> _INSTRUCTION_
Check each line of the data below for the word "Cournot", then extract the ones that have it.

> _INFORMATION GIVEN_

= = =

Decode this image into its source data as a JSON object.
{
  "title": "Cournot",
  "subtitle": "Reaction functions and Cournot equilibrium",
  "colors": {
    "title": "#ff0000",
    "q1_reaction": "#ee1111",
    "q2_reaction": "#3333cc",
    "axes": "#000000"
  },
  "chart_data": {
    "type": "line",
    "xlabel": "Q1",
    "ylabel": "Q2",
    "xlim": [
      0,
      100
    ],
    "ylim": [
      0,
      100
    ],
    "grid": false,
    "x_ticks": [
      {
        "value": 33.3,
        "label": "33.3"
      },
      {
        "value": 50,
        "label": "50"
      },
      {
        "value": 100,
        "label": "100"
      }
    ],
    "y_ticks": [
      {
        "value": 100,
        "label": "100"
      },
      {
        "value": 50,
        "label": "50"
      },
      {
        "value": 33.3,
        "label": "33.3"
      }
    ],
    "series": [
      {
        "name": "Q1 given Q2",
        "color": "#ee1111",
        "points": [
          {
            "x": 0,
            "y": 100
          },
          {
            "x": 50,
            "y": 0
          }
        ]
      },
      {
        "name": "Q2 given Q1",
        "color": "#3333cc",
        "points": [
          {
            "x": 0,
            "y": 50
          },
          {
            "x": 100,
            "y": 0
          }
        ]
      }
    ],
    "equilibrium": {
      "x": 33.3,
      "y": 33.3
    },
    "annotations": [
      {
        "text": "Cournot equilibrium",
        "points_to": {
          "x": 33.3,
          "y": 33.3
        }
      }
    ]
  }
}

= = =

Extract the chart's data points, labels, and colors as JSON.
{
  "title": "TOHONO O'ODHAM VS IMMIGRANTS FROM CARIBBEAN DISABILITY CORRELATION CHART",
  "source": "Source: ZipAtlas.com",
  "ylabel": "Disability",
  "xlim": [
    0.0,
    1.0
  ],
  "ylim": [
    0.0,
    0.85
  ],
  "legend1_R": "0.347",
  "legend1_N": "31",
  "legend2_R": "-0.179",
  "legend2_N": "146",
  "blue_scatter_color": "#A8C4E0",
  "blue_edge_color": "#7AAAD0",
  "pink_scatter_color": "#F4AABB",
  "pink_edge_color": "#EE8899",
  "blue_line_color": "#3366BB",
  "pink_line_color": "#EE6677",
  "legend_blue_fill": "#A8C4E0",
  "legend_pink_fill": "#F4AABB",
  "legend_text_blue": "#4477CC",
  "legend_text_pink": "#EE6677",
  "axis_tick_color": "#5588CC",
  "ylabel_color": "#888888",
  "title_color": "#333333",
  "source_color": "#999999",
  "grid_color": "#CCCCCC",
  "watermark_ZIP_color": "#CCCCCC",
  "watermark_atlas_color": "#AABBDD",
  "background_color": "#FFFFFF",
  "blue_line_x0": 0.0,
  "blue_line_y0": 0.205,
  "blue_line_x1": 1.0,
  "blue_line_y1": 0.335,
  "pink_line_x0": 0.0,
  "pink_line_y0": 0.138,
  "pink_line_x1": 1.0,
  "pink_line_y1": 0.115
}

= = =

> _SOLUTION_
  "title": "Cournot",
  "subtitle": "Reaction functions and Cournot equilibrium",
        "text": "Cournot equilibrium",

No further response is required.